→ **SET TASK**
Copy out every line of the data below, keeping each character unchanged.

→ **DATA SUPPLIED**

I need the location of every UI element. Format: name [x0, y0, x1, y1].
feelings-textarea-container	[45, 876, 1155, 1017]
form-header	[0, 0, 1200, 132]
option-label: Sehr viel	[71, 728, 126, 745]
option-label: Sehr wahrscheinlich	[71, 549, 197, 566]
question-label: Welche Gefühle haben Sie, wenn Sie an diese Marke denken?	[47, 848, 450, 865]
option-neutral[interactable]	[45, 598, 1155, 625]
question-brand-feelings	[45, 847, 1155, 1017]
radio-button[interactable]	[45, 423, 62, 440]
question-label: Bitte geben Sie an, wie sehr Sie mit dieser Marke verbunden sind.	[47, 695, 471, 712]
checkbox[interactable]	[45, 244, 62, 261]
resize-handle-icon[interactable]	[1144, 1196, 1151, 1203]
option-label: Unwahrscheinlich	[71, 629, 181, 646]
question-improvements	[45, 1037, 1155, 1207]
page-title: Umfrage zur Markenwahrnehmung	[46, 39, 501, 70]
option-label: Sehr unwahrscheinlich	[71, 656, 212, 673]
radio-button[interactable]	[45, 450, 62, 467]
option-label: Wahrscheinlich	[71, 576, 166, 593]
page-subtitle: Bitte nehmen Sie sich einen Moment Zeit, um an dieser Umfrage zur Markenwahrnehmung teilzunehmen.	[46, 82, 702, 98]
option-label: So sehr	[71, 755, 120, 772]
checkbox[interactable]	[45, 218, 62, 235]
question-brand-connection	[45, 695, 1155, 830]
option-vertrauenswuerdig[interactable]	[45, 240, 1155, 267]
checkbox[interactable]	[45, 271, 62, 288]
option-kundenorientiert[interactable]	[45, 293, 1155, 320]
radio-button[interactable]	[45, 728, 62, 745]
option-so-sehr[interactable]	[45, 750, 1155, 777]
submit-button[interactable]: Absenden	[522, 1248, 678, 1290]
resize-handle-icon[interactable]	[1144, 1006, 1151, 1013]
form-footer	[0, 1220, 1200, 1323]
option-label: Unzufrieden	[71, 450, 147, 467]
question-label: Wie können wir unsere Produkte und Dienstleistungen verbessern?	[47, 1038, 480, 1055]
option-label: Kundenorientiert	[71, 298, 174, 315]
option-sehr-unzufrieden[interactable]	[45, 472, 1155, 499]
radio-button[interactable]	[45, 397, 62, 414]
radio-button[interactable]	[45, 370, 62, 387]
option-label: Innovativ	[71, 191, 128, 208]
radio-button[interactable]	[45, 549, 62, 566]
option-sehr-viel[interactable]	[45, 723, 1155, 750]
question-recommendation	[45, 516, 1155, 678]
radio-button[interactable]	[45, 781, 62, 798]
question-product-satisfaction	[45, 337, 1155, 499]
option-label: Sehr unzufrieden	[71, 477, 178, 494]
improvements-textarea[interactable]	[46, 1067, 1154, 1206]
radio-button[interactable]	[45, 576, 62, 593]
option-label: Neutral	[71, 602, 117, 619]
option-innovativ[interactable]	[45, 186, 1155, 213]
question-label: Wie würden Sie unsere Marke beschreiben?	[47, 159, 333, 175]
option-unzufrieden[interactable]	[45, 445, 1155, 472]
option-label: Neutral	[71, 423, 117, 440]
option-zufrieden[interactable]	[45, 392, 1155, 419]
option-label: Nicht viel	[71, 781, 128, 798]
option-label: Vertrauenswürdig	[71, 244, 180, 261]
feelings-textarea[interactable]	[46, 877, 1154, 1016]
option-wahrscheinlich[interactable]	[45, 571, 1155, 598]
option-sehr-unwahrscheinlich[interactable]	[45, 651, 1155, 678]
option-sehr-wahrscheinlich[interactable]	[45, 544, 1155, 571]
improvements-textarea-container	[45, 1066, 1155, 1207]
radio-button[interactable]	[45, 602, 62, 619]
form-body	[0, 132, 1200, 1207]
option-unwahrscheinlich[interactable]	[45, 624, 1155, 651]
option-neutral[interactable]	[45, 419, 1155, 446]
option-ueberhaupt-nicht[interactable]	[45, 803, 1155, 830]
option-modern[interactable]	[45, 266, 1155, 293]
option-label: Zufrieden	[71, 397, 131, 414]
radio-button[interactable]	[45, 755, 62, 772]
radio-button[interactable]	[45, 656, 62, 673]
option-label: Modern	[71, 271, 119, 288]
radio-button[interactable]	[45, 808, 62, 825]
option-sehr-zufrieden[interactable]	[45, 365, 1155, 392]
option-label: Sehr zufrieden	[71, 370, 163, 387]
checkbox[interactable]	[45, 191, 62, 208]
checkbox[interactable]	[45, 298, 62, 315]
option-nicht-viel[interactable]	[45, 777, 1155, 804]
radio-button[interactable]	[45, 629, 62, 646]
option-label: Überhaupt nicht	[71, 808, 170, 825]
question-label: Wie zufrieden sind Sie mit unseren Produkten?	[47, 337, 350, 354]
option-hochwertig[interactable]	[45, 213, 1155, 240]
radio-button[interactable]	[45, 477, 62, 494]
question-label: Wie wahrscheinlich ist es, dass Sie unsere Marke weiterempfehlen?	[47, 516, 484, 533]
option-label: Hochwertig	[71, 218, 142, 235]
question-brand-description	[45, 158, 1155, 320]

→ **WRITTEN SOLUTION**
I need the location of every UI element. Format: name [x0, y0, x1, y1].
feelings-textarea-container	[45, 876, 1155, 1017]
form-header	[0, 0, 1200, 132]
option-label: Sehr viel	[71, 728, 126, 745]
option-label: Sehr wahrscheinlich	[71, 549, 197, 566]
question-label: Welche Gefühle haben Sie, wenn Sie an diese Marke denken?	[47, 848, 450, 865]
option-neutral[interactable]	[45, 598, 1155, 625]
question-brand-feelings	[45, 847, 1155, 1017]
radio-button[interactable]	[45, 423, 62, 440]
question-label: Bitte geben Sie an, wie sehr Sie mit dieser Marke verbunden sind.	[47, 695, 471, 712]
checkbox[interactable]	[45, 244, 62, 261]
resize-handle-icon[interactable]	[1144, 1196, 1151, 1203]
option-label: Unwahrscheinlich	[71, 629, 181, 646]
question-improvements	[45, 1037, 1155, 1207]
page-title: Umfrage zur Markenwahrnehmung	[46, 39, 501, 70]
option-label: Sehr unwahrscheinlich	[71, 656, 212, 673]
radio-button[interactable]	[45, 450, 62, 467]
option-label: Wahrscheinlich	[71, 576, 166, 593]
page-subtitle: Bitte nehmen Sie sich einen Moment Zeit, um an dieser Umfrage zur Markenwahrnehmung teilzunehmen.	[46, 82, 702, 98]
option-label: So sehr	[71, 755, 120, 772]
checkbox[interactable]	[45, 218, 62, 235]
question-brand-connection	[45, 695, 1155, 830]
option-vertrauenswuerdig[interactable]	[45, 240, 1155, 267]
checkbox[interactable]	[45, 271, 62, 288]
option-kundenorientiert[interactable]	[45, 293, 1155, 320]
radio-button[interactable]	[45, 728, 62, 745]
option-so-sehr[interactable]	[45, 750, 1155, 777]
submit-button[interactable]: Absenden	[522, 1248, 678, 1290]
resize-handle-icon[interactable]	[1144, 1006, 1151, 1013]
form-footer	[0, 1220, 1200, 1323]
option-label: Unzufrieden	[71, 450, 147, 467]
question-label: Wie können wir unsere Produkte und Dienstleistungen verbessern?	[47, 1038, 480, 1055]
option-label: Kundenorientiert	[71, 298, 174, 315]
option-sehr-unzufrieden[interactable]	[45, 472, 1155, 499]
radio-button[interactable]	[45, 397, 62, 414]
radio-button[interactable]	[45, 370, 62, 387]
option-label: Innovativ	[71, 191, 128, 208]
radio-button[interactable]	[45, 549, 62, 566]
option-sehr-viel[interactable]	[45, 723, 1155, 750]
question-recommendation	[45, 516, 1155, 678]
radio-button[interactable]	[45, 781, 62, 798]
question-product-satisfaction	[45, 337, 1155, 499]
option-label: Sehr unzufrieden	[71, 477, 178, 494]
improvements-textarea[interactable]	[46, 1067, 1154, 1206]
radio-button[interactable]	[45, 576, 62, 593]
option-label: Neutral	[71, 602, 117, 619]
option-innovativ[interactable]	[45, 186, 1155, 213]
question-label: Wie würden Sie unsere Marke beschreiben?	[47, 159, 333, 175]
option-unzufrieden[interactable]	[45, 445, 1155, 472]
option-label: Neutral	[71, 423, 117, 440]
option-zufrieden[interactable]	[45, 392, 1155, 419]
option-label: Nicht viel	[71, 781, 128, 798]
option-label: Vertrauenswürdig	[71, 244, 180, 261]
feelings-textarea[interactable]	[46, 877, 1154, 1016]
option-wahrscheinlich[interactable]	[45, 571, 1155, 598]
option-sehr-unwahrscheinlich[interactable]	[45, 651, 1155, 678]
option-sehr-wahrscheinlich[interactable]	[45, 544, 1155, 571]
improvements-textarea-container	[45, 1066, 1155, 1207]
radio-button[interactable]	[45, 602, 62, 619]
form-body	[0, 132, 1200, 1207]
option-unwahrscheinlich[interactable]	[45, 624, 1155, 651]
option-neutral[interactable]	[45, 419, 1155, 446]
option-ueberhaupt-nicht[interactable]	[45, 803, 1155, 830]
option-modern[interactable]	[45, 266, 1155, 293]
option-label: Zufrieden	[71, 397, 131, 414]
radio-button[interactable]	[45, 755, 62, 772]
radio-button[interactable]	[45, 656, 62, 673]
option-label: Modern	[71, 271, 119, 288]
radio-button[interactable]	[45, 808, 62, 825]
option-sehr-zufrieden[interactable]	[45, 365, 1155, 392]
option-label: Sehr zufrieden	[71, 370, 163, 387]
checkbox[interactable]	[45, 191, 62, 208]
checkbox[interactable]	[45, 298, 62, 315]
option-nicht-viel[interactable]	[45, 777, 1155, 804]
radio-button[interactable]	[45, 629, 62, 646]
option-label: Überhaupt nicht	[71, 808, 170, 825]
question-label: Wie zufrieden sind Sie mit unseren Produkten?	[47, 337, 350, 354]
option-hochwertig[interactable]	[45, 213, 1155, 240]
radio-button[interactable]	[45, 477, 62, 494]
question-label: Wie wahrscheinlich ist es, dass Sie unsere Marke weiterempfehlen?	[47, 516, 484, 533]
option-label: Hochwertig	[71, 218, 142, 235]
question-brand-description	[45, 158, 1155, 320]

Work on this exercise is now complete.